**Goal**
Provide an exact reproduction of every entry.

**Raw records**
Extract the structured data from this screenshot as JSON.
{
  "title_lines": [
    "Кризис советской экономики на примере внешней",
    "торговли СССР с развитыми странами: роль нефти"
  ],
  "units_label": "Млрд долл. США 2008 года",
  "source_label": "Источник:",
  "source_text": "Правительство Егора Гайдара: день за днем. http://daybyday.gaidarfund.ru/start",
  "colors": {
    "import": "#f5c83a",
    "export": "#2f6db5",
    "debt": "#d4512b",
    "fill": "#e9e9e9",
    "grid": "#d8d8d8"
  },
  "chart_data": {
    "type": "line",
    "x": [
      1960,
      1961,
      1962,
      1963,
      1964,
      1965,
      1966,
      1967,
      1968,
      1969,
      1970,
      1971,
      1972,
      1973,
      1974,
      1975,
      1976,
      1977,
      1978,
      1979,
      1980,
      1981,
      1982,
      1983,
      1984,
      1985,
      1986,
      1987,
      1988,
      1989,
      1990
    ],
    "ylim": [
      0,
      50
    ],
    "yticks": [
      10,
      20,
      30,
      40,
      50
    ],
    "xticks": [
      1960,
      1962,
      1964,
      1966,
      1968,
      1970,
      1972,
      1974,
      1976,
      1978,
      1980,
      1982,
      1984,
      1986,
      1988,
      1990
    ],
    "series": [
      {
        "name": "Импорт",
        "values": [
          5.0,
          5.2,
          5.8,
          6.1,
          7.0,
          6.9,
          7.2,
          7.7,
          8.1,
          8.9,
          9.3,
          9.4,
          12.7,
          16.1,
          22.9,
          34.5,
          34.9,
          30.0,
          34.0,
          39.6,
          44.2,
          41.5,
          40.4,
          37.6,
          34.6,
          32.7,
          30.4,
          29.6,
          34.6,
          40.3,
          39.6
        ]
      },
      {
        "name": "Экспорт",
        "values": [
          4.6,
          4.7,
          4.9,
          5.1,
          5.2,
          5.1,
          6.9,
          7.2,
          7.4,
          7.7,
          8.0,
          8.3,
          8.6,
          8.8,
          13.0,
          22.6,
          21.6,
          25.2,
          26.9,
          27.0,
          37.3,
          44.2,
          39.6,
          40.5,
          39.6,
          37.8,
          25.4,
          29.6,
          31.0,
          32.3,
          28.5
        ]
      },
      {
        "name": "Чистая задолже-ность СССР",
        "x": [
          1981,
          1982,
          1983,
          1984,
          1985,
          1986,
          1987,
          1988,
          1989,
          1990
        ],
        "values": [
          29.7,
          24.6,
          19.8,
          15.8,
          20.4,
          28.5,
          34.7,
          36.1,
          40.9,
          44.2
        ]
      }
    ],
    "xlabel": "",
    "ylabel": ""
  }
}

**Task result**
Extract the structured data from this screenshot as JSON.
{
  "title_lines": [
    "Кризис советской экономики на примере внешней",
    "торговли СССР с развитыми странами: роль нефти"
  ],
  "units_label": "Млрд долл. США 2008 года",
  "source_label": "Источник:",
  "source_text": "Правительство Егора Гайдара: день за днем. http://daybyday.gaidarfund.ru/start",
  "colors": {
    "import": "#f5c83a",
    "export": "#2f6db5",
    "debt": "#d4512b",
    "fill": "#e9e9e9",
    "grid": "#d8d8d8"
  },
  "chart_data": {
    "type": "line",
    "x": [
      1960,
      1961,
      1962,
      1963,
      1964,
      1965,
      1966,
      1967,
      1968,
      1969,
      1970,
      1971,
      1972,
      1973,
      1974,
      1975,
      1976,
      1977,
      1978,
      1979,
      1980,
      1981,
      1982,
      1983,
      1984,
      1985,
      1986,
      1987,
      1988,
      1989,
      1990
    ],
    "ylim": [
      0,
      50
    ],
    "yticks": [
      10,
      20,
      30,
      40,
      50
    ],
    "xticks": [
      1960,
      1962,
      1964,
      1966,
      1968,
      1970,
      1972,
      1974,
      1976,
      1978,
      1980,
      1982,
      1984,
      1986,
      1988,
      1990
    ],
    "series": [
      {
        "name": "Импорт",
        "values": [
          5.0,
          5.2,
          5.8,
          6.1,
          7.0,
          6.9,
          7.2,
          7.7,
          8.1,
          8.9,
          9.3,
          9.4,
          12.7,
          16.1,
          22.9,
          34.5,
          34.9,
          30.0,
          34.0,
          39.6,
          44.2,
          41.5,
          40.4,
          37.6,
          34.6,
          32.7,
          30.4,
          29.6,
          34.6,
          40.3,
          39.6
        ]
      },
      {
        "name": "Экспорт",
        "values": [
          4.6,
          4.7,
          4.9,
          5.1,
          5.2,
          5.1,
          6.9,
          7.2,
          7.4,
          7.7,
          8.0,
          8.3,
          8.6,
          8.8,
          13.0,
          22.6,
          21.6,
          25.2,
          26.9,
          27.0,
          37.3,
          44.2,
          39.6,
          40.5,
          39.6,
          37.8,
          25.4,
          29.6,
          31.0,
          32.3,
          28.5
        ]
      },
      {
        "name": "Чистая задолже-ность СССР",
        "x": [
          1981,
          1982,
          1983,
          1984,
          1985,
          1986,
          1987,
          1988,
          1989,
          1990
        ],
        "values": [
          29.7,
          24.6,
          19.8,
          15.8,
          20.4,
          28.5,
          34.7,
          36.1,
          40.9,
          44.2
        ]
      }
    ],
    "xlabel": "",
    "ylabel": ""
  }
}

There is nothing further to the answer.